Short problem » Every line of the material is to be repeated exactly as it stands.

Items listed in a dataset »
<<<<
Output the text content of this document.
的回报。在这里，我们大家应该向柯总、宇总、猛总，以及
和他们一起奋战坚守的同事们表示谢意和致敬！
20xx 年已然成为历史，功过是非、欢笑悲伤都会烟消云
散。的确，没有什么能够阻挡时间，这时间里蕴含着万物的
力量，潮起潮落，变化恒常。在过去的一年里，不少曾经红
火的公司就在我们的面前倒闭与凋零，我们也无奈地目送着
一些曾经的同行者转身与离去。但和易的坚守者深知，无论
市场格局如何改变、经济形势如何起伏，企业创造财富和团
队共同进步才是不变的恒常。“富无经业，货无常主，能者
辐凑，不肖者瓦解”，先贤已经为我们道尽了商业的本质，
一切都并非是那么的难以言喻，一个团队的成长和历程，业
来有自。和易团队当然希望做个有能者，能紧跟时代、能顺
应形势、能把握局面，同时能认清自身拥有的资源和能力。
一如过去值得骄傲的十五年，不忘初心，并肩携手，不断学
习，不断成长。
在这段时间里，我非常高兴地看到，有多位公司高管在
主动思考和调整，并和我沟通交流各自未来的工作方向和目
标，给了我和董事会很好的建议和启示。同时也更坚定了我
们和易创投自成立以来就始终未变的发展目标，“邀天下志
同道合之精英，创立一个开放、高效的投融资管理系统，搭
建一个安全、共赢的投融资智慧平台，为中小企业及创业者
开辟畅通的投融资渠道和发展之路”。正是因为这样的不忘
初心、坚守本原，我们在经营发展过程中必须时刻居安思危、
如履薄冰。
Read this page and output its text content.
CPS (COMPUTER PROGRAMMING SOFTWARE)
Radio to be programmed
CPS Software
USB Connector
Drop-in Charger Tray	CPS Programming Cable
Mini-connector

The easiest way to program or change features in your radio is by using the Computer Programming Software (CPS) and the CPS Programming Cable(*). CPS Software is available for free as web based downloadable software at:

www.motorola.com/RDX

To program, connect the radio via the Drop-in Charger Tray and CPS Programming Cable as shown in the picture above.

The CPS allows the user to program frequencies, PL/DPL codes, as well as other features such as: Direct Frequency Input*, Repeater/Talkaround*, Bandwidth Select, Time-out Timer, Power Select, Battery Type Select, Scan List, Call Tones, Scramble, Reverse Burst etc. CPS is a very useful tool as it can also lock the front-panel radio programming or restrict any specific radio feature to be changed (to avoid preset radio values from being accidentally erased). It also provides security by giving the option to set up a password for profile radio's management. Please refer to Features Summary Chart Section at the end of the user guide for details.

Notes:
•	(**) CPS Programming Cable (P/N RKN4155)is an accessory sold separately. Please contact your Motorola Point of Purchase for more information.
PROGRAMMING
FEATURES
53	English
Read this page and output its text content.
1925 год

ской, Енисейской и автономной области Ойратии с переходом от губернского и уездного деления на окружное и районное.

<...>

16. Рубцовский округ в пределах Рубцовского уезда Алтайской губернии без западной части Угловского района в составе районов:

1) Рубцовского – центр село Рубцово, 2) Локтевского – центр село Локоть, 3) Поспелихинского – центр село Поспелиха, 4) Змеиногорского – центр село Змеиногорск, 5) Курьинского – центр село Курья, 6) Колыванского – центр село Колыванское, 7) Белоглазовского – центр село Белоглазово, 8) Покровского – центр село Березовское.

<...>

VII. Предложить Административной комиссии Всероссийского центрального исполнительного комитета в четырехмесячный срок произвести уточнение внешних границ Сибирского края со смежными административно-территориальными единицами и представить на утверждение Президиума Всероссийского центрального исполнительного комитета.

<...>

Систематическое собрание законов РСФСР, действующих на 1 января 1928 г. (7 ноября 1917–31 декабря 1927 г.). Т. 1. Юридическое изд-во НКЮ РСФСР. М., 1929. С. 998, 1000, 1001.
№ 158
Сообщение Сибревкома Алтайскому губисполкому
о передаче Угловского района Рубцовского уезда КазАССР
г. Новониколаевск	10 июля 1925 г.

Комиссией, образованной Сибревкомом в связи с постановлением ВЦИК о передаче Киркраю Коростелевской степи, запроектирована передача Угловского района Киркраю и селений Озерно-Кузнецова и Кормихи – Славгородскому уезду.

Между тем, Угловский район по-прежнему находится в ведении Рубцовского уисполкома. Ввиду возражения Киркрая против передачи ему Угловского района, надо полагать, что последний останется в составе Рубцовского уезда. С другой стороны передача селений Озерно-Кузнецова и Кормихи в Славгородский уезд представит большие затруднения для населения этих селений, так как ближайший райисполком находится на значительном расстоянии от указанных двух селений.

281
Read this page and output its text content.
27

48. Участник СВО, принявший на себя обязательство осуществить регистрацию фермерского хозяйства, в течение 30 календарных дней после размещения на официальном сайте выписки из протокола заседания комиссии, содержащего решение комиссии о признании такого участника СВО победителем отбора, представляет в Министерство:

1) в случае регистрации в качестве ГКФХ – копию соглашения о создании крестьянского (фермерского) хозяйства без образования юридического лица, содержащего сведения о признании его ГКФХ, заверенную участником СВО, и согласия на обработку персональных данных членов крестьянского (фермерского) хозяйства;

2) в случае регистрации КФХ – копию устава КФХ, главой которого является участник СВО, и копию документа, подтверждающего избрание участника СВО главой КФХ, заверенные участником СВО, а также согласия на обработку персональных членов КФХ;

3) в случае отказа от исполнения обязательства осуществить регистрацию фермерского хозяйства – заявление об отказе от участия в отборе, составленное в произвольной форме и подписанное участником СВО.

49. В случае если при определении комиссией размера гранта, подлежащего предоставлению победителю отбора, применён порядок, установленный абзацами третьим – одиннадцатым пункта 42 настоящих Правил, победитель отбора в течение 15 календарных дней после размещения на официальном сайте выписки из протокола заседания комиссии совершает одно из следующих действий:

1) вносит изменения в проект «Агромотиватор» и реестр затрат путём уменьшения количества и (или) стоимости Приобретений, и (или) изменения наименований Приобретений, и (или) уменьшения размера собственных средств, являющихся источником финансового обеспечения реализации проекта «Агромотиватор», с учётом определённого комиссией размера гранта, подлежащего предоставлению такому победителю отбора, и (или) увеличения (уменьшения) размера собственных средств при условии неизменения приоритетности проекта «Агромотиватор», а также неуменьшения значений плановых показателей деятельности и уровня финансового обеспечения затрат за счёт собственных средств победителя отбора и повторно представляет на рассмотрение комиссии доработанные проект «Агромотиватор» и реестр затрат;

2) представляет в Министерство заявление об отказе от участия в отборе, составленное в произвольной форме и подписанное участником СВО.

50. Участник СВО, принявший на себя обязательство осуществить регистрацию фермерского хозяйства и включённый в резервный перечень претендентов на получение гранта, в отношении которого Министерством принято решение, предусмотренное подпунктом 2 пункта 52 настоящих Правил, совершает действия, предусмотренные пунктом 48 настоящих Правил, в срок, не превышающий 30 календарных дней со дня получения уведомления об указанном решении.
>>>>
Result of this exercise »
Output the text content of this document.
的回报。在这里，我们大家应该向柯总、宇总、猛总，以及
和他们一起奋战坚守的同事们表示谢意和致敬！
20xx 年已然成为历史，功过是非、欢笑悲伤都会烟消云
散。的确，没有什么能够阻挡时间，这时间里蕴含着万物的
力量，潮起潮落，变化恒常。在过去的一年里，不少曾经红
火的公司就在我们的面前倒闭与凋零，我们也无奈地目送着
一些曾经的同行者转身与离去。但和易的坚守者深知，无论
市场格局如何改变、经济形势如何起伏，企业创造财富和团
队共同进步才是不变的恒常。“富无经业，货无常主，能者
辐凑，不肖者瓦解”，先贤已经为我们道尽了商业的本质，
一切都并非是那么的难以言喻，一个团队的成长和历程，业
来有自。和易团队当然希望做个有能者，能紧跟时代、能顺
应形势、能把握局面，同时能认清自身拥有的资源和能力。
一如过去值得骄傲的十五年，不忘初心，并肩携手，不断学
习，不断成长。
在这段时间里，我非常高兴地看到，有多位公司高管在
主动思考和调整，并和我沟通交流各自未来的工作方向和目
标，给了我和董事会很好的建议和启示。同时也更坚定了我
们和易创投自成立以来就始终未变的发展目标，“邀天下志
同道合之精英，创立一个开放、高效的投融资管理系统，搭
建一个安全、共赢的投融资智慧平台，为中小企业及创业者
开辟畅通的投融资渠道和发展之路”。正是因为这样的不忘
初心、坚守本原，我们在经营发展过程中必须时刻居安思危、
如履薄冰。
Read this page and output its text content.
CPS (COMPUTER PROGRAMMING SOFTWARE)
Radio to be programmed
CPS Software
USB Connector
Drop-in Charger Tray	CPS Programming Cable
Mini-connector

The easiest way to program or change features in your radio is by using the Computer Programming Software (CPS) and the CPS Programming Cable(*). CPS Software is available for free as web based downloadable software at:

www.motorola.com/RDX

To program, connect the radio via the Drop-in Charger Tray and CPS Programming Cable as shown in the picture above.

The CPS allows the user to program frequencies, PL/DPL codes, as well as other features such as: Direct Frequency Input*, Repeater/Talkaround*, Bandwidth Select, Time-out Timer, Power Select, Battery Type Select, Scan List, Call Tones, Scramble, Reverse Burst etc. CPS is a very useful tool as it can also lock the front-panel radio programming or restrict any specific radio feature to be changed (to avoid preset radio values from being accidentally erased). It also provides security by giving the option to set up a password for profile radio's management. Please refer to Features Summary Chart Section at the end of the user guide for details.

Notes:
•	(**) CPS Programming Cable (P/N RKN4155)is an accessory sold separately. Please contact your Motorola Point of Purchase for more information.
PROGRAMMING
FEATURES
53	English
Read this page and output its text content.
1925 год

ской, Енисейской и автономной области Ойратии с переходом от губернского и уездного деления на окружное и районное.

<...>

16. Рубцовский округ в пределах Рубцовского уезда Алтайской губернии без западной части Угловского района в составе районов:

1) Рубцовского – центр село Рубцово, 2) Локтевского – центр село Локоть, 3) Поспелихинского – центр село Поспелиха, 4) Змеиногорского – центр село Змеиногорск, 5) Курьинского – центр село Курья, 6) Колыванского – центр село Колыванское, 7) Белоглазовского – центр село Белоглазово, 8) Покровского – центр село Березовское.

<...>

VII. Предложить Административной комиссии Всероссийского центрального исполнительного комитета в четырехмесячный срок произвести уточнение внешних границ Сибирского края со смежными административно-территориальными единицами и представить на утверждение Президиума Всероссийского центрального исполнительного комитета.

<...>

Систематическое собрание законов РСФСР, действующих на 1 января 1928 г. (7 ноября 1917–31 декабря 1927 г.). Т. 1. Юридическое изд-во НКЮ РСФСР. М., 1929. С. 998, 1000, 1001.
№ 158
Сообщение Сибревкома Алтайскому губисполкому
о передаче Угловского района Рубцовского уезда КазАССР
г. Новониколаевск	10 июля 1925 г.

Комиссией, образованной Сибревкомом в связи с постановлением ВЦИК о передаче Киркраю Коростелевской степи, запроектирована передача Угловского района Киркраю и селений Озерно-Кузнецова и Кормихи – Славгородскому уезду.

Между тем, Угловский район по-прежнему находится в ведении Рубцовского уисполкома. Ввиду возражения Киркрая против передачи ему Угловского района, надо полагать, что последний останется в составе Рубцовского уезда. С другой стороны передача селений Озерно-Кузнецова и Кормихи в Славгородский уезд представит большие затруднения для населения этих селений, так как ближайший райисполком находится на значительном расстоянии от указанных двух селений.

281
Read this page and output its text content.
27

48. Участник СВО, принявший на себя обязательство осуществить регистрацию фермерского хозяйства, в течение 30 календарных дней после размещения на официальном сайте выписки из протокола заседания комиссии, содержащего решение комиссии о признании такого участника СВО победителем отбора, представляет в Министерство:

1) в случае регистрации в качестве ГКФХ – копию соглашения о создании крестьянского (фермерского) хозяйства без образования юридического лица, содержащего сведения о признании его ГКФХ, заверенную участником СВО, и согласия на обработку персональных данных членов крестьянского (фермерского) хозяйства;

2) в случае регистрации КФХ – копию устава КФХ, главой которого является участник СВО, и копию документа, подтверждающего избрание участника СВО главой КФХ, заверенные участником СВО, а также согласия на обработку персональных членов КФХ;

3) в случае отказа от исполнения обязательства осуществить регистрацию фермерского хозяйства – заявление об отказе от участия в отборе, составленное в произвольной форме и подписанное участником СВО.

49. В случае если при определении комиссией размера гранта, подлежащего предоставлению победителю отбора, применён порядок, установленный абзацами третьим – одиннадцатым пункта 42 настоящих Правил, победитель отбора в течение 15 календарных дней после размещения на официальном сайте выписки из протокола заседания комиссии совершает одно из следующих действий:

1) вносит изменения в проект «Агромотиватор» и реестр затрат путём уменьшения количества и (или) стоимости Приобретений, и (или) изменения наименований Приобретений, и (или) уменьшения размера собственных средств, являющихся источником финансового обеспечения реализации проекта «Агромотиватор», с учётом определённого комиссией размера гранта, подлежащего предоставлению такому победителю отбора, и (или) увеличения (уменьшения) размера собственных средств при условии неизменения приоритетности проекта «Агромотиватор», а также неуменьшения значений плановых показателей деятельности и уровня финансового обеспечения затрат за счёт собственных средств победителя отбора и повторно представляет на рассмотрение комиссии доработанные проект «Агромотиватор» и реестр затрат;

2) представляет в Министерство заявление об отказе от участия в отборе, составленное в произвольной форме и подписанное участником СВО.

50. Участник СВО, принявший на себя обязательство осуществить регистрацию фермерского хозяйства и включённый в резервный перечень претендентов на получение гранта, в отношении которого Министерством принято решение, предусмотренное подпунктом 2 пункта 52 настоящих Правил, совершает действия, предусмотренные пунктом 48 настоящих Правил, в срок, не превышающий 30 календарных дней со дня получения уведомления об указанном решении.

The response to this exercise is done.